> _Problem description_
Copy the data exactly; pictures stay out of the copy.

> _Records provided_
--- START ---

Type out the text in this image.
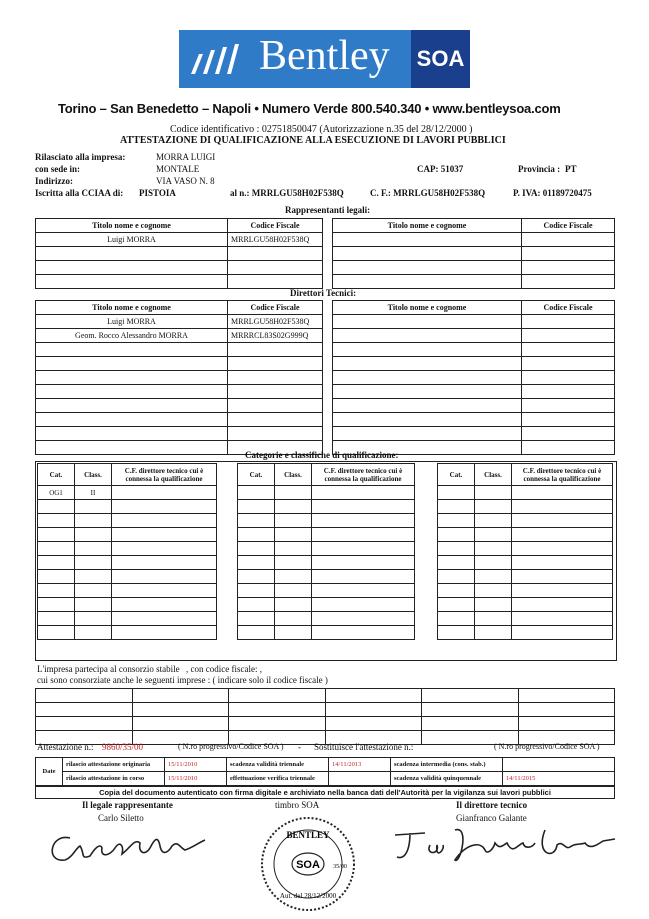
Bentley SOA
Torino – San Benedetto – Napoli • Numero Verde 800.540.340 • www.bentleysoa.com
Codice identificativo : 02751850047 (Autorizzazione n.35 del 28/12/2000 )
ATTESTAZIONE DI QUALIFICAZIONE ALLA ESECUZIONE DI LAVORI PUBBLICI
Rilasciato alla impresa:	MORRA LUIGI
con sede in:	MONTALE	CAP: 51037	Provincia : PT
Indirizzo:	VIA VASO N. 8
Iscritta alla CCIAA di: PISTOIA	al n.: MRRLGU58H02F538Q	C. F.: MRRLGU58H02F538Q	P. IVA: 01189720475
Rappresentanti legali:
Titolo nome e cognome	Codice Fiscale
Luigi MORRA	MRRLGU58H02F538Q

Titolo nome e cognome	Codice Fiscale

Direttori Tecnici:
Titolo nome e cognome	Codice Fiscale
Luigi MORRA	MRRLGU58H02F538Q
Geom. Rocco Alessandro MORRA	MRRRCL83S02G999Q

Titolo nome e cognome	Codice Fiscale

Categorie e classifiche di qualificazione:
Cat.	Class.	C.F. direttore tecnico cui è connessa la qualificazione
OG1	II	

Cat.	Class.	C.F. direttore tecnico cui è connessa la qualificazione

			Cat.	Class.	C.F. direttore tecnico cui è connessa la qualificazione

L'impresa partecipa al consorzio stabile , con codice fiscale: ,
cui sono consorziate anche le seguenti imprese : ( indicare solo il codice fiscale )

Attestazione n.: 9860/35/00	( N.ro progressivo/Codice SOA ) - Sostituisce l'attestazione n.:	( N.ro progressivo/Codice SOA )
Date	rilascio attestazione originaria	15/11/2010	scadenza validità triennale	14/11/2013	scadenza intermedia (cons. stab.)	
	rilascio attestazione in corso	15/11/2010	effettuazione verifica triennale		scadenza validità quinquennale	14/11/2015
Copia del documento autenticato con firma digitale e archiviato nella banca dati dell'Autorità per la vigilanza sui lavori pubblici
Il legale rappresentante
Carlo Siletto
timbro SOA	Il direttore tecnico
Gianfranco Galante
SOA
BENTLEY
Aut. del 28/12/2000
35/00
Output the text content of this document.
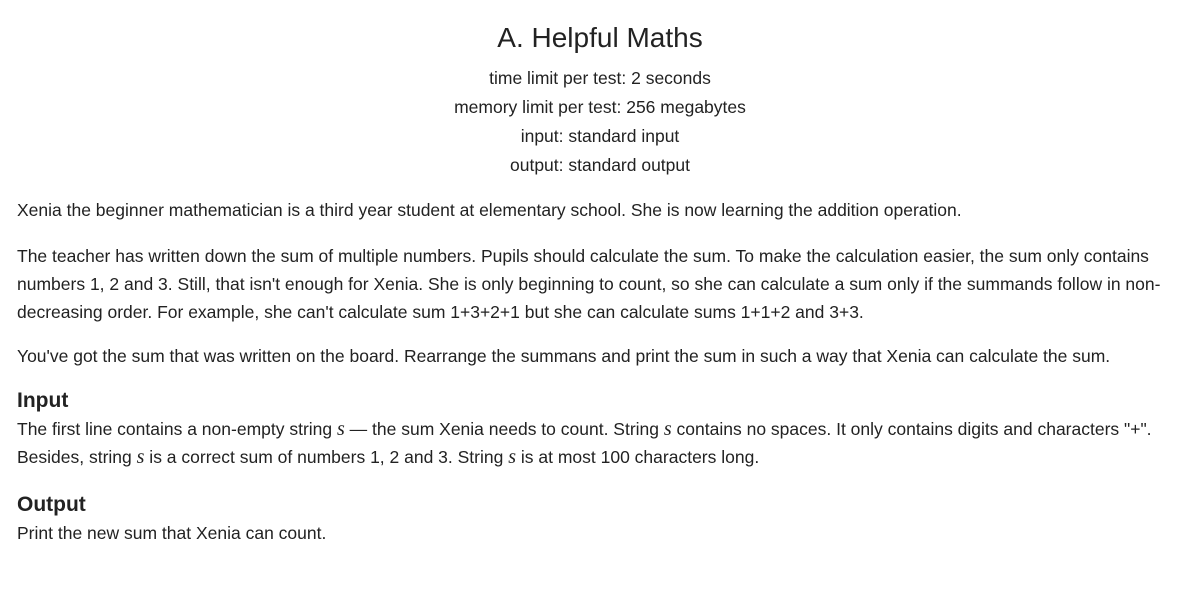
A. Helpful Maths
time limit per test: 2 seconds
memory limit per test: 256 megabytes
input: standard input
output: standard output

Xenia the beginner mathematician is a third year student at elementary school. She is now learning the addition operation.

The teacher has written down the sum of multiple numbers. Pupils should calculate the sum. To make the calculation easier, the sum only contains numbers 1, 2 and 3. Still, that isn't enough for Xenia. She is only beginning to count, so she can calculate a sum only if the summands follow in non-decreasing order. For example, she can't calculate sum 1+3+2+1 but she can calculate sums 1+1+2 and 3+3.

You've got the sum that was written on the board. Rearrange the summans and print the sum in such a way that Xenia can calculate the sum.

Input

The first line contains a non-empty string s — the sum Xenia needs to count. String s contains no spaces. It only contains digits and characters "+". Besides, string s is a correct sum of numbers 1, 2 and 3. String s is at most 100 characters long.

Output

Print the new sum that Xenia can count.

--- END ---

> _Answer to this exercise_
Type out the text in this image.
Bentley SOA
Torino – San Benedetto – Napoli • Numero Verde 800.540.340 • www.bentleysoa.com
Codice identificativo : 02751850047 (Autorizzazione n.35 del 28/12/2000 )
ATTESTAZIONE DI QUALIFICAZIONE ALLA ESECUZIONE DI LAVORI PUBBLICI
Rilasciato alla impresa:	MORRA LUIGI
con sede in:	MONTALE	CAP: 51037	Provincia : PT
Indirizzo:	VIA VASO N. 8
Iscritta alla CCIAA di: PISTOIA	al n.: MRRLGU58H02F538Q	C. F.: MRRLGU58H02F538Q	P. IVA: 01189720475
Rappresentanti legali:
Titolo nome e cognome	Codice Fiscale
Luigi MORRA	MRRLGU58H02F538Q

Titolo nome e cognome	Codice Fiscale

Direttori Tecnici:
Titolo nome e cognome	Codice Fiscale
Luigi MORRA	MRRLGU58H02F538Q
Geom. Rocco Alessandro MORRA	MRRRCL83S02G999Q

Titolo nome e cognome	Codice Fiscale

Categorie e classifiche di qualificazione:
Cat.	Class.	C.F. direttore tecnico cui è connessa la qualificazione
OG1	II	

Cat.	Class.	C.F. direttore tecnico cui è connessa la qualificazione

			Cat.	Class.	C.F. direttore tecnico cui è connessa la qualificazione

L'impresa partecipa al consorzio stabile , con codice fiscale: ,
cui sono consorziate anche le seguenti imprese : ( indicare solo il codice fiscale )

Attestazione n.: 9860/35/00	( N.ro progressivo/Codice SOA ) - Sostituisce l'attestazione n.:	( N.ro progressivo/Codice SOA )
Date	rilascio attestazione originaria	15/11/2010	scadenza validità triennale	14/11/2013	scadenza intermedia (cons. stab.)	
	rilascio attestazione in corso	15/11/2010	effettuazione verifica triennale		scadenza validità quinquennale	14/11/2015
Copia del documento autenticato con firma digitale e archiviato nella banca dati dell'Autorità per la vigilanza sui lavori pubblici
Il legale rappresentante
Carlo Siletto
timbro SOA	Il direttore tecnico
Gianfranco Galante
SOA
BENTLEY
Aut. del 28/12/2000
35/00
Output the text content of this document.
A. Helpful Maths
time limit per test: 2 seconds
memory limit per test: 256 megabytes
input: standard input
output: standard output

Xenia the beginner mathematician is a third year student at elementary school. She is now learning the addition operation.

The teacher has written down the sum of multiple numbers. Pupils should calculate the sum. To make the calculation easier, the sum only contains numbers 1, 2 and 3. Still, that isn't enough for Xenia. She is only beginning to count, so she can calculate a sum only if the summands follow in non-decreasing order. For example, she can't calculate sum 1+3+2+1 but she can calculate sums 1+1+2 and 3+3.

You've got the sum that was written on the board. Rearrange the summans and print the sum in such a way that Xenia can calculate the sum.

Input

The first line contains a non-empty string s — the sum Xenia needs to count. String s contains no spaces. It only contains digits and characters "+". Besides, string s is a correct sum of numbers 1, 2 and 3. String s is at most 100 characters long.

Output

Print the new sum that Xenia can count.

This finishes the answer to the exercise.